Requirement:
From the entries provided below, copy each line that contains the word "average".

Source data:
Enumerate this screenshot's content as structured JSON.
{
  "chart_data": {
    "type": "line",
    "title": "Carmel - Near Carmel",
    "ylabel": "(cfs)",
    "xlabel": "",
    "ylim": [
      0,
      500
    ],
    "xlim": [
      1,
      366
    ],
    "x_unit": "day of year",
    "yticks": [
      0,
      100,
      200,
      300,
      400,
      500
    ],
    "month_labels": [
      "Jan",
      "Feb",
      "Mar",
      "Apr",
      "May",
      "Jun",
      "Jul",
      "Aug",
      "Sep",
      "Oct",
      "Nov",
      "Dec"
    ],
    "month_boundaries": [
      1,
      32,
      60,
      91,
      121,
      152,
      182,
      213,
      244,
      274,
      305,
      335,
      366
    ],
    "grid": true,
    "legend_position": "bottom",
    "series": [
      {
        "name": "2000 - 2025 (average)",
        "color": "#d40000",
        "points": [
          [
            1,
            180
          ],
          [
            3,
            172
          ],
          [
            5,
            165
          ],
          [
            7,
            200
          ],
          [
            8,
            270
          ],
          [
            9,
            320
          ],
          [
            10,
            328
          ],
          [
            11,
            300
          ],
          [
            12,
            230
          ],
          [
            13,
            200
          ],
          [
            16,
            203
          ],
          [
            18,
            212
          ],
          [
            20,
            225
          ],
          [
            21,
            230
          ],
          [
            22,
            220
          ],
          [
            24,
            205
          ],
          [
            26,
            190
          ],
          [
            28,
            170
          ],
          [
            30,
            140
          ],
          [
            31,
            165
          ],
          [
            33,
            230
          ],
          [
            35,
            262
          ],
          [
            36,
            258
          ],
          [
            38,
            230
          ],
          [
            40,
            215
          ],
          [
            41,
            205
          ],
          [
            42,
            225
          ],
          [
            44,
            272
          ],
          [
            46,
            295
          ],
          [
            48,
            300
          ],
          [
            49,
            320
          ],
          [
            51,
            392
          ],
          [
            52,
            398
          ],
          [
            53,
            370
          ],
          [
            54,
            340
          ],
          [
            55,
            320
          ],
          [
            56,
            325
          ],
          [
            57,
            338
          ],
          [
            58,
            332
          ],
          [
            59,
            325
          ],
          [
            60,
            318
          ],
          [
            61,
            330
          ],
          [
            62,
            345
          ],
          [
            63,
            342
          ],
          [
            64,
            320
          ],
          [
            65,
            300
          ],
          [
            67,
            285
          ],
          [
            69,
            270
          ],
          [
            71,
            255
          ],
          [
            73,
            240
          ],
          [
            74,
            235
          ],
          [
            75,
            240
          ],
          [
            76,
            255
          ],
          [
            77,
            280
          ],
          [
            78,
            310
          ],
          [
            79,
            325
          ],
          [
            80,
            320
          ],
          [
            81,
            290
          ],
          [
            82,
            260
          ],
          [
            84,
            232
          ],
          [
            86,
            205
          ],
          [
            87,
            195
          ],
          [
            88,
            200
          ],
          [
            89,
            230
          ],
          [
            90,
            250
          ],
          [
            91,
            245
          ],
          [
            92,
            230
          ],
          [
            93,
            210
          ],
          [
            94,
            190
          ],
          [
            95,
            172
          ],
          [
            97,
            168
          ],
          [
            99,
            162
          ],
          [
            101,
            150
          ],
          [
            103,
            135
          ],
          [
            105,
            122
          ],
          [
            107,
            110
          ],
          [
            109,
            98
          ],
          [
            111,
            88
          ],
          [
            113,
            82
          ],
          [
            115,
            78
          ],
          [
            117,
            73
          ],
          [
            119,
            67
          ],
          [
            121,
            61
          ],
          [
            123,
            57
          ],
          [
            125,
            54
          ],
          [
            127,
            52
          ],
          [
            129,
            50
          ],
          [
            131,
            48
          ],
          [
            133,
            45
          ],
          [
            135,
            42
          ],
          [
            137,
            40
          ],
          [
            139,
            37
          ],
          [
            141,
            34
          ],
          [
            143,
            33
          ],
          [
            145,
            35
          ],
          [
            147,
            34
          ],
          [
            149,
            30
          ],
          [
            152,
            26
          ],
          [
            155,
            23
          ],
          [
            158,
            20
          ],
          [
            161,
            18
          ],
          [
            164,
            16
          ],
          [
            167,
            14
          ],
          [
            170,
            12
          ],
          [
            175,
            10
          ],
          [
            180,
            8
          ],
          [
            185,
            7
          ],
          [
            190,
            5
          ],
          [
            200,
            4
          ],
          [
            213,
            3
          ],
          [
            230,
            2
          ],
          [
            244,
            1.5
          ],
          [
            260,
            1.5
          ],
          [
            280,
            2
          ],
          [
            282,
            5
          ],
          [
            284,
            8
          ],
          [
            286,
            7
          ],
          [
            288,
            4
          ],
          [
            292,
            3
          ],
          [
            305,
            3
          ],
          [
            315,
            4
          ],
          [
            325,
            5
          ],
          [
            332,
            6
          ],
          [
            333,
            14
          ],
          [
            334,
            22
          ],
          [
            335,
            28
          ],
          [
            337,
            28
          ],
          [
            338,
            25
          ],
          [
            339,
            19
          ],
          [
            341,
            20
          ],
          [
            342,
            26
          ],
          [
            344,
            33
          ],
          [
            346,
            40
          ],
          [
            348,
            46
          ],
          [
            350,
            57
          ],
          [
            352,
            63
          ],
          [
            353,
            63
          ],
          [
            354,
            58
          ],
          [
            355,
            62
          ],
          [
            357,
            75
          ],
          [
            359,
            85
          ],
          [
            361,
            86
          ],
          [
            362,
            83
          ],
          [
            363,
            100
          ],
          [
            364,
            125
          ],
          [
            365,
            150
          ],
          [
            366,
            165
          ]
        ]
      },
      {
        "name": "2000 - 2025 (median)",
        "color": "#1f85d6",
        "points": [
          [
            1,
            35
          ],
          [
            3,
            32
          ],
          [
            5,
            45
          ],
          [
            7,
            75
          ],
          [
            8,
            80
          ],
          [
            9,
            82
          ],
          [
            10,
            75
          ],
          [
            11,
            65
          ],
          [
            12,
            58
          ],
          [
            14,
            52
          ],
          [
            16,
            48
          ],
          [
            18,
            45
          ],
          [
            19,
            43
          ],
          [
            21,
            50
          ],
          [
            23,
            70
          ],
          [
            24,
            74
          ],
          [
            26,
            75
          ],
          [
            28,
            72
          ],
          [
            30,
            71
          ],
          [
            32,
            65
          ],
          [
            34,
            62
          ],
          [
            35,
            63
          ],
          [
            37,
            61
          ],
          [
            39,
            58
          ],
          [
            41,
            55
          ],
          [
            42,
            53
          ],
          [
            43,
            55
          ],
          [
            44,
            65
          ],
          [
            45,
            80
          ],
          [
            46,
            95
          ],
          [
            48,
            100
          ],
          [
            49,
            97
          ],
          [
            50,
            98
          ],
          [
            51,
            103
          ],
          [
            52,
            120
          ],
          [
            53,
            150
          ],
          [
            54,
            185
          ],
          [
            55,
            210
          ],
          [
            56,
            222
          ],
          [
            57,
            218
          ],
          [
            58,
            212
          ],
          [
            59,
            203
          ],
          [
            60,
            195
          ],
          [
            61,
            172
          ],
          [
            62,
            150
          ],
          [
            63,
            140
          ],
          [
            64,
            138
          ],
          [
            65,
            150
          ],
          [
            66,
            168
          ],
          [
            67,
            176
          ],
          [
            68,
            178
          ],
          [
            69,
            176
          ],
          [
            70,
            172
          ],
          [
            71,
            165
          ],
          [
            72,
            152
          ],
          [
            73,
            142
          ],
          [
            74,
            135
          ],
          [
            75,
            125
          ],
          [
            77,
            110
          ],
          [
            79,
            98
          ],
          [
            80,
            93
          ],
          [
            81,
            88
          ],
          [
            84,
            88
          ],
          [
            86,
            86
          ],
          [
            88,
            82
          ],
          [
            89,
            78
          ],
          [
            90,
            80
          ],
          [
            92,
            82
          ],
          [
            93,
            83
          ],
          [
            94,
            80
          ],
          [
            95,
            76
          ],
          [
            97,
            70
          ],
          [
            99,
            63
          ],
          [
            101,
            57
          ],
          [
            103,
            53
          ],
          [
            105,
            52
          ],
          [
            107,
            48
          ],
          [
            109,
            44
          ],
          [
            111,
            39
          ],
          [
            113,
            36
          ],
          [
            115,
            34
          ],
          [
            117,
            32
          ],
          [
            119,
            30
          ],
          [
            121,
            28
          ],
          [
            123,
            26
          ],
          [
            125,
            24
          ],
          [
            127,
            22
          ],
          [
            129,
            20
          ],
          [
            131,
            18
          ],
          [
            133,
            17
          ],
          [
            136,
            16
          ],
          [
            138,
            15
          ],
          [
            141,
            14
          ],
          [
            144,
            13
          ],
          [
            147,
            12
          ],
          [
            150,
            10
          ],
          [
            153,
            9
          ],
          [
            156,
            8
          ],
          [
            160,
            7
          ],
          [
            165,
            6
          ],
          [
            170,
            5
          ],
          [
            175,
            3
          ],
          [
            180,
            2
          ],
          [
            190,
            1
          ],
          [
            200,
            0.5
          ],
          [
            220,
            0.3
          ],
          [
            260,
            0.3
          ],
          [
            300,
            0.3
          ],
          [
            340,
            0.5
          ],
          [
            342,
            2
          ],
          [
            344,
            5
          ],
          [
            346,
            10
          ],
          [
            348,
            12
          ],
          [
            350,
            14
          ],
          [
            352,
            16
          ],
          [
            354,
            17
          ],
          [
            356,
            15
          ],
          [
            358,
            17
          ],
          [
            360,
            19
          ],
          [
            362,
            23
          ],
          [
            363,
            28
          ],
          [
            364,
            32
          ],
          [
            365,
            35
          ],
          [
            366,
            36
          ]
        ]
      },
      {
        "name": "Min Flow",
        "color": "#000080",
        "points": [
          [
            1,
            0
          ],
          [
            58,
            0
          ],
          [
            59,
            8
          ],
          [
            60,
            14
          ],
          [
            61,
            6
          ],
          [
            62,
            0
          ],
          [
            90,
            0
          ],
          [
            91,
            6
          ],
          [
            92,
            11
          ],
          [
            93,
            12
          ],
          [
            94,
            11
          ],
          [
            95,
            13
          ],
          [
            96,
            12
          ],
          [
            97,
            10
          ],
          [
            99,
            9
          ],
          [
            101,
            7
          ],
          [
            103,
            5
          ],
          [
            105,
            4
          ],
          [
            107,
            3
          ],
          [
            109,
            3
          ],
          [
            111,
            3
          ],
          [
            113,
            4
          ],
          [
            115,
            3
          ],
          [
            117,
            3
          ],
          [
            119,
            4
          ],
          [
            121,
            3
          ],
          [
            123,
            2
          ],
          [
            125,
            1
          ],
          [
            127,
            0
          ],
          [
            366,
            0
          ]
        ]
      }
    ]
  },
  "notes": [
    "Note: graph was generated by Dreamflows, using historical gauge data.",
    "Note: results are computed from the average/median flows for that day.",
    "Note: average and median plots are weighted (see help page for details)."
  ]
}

Expected answer:
        "name": "2000 - 2025 (average)",
    "Note: results are computed from the average/median flows for that day.",
    "Note: average and median plots are weighted (see help page for details)."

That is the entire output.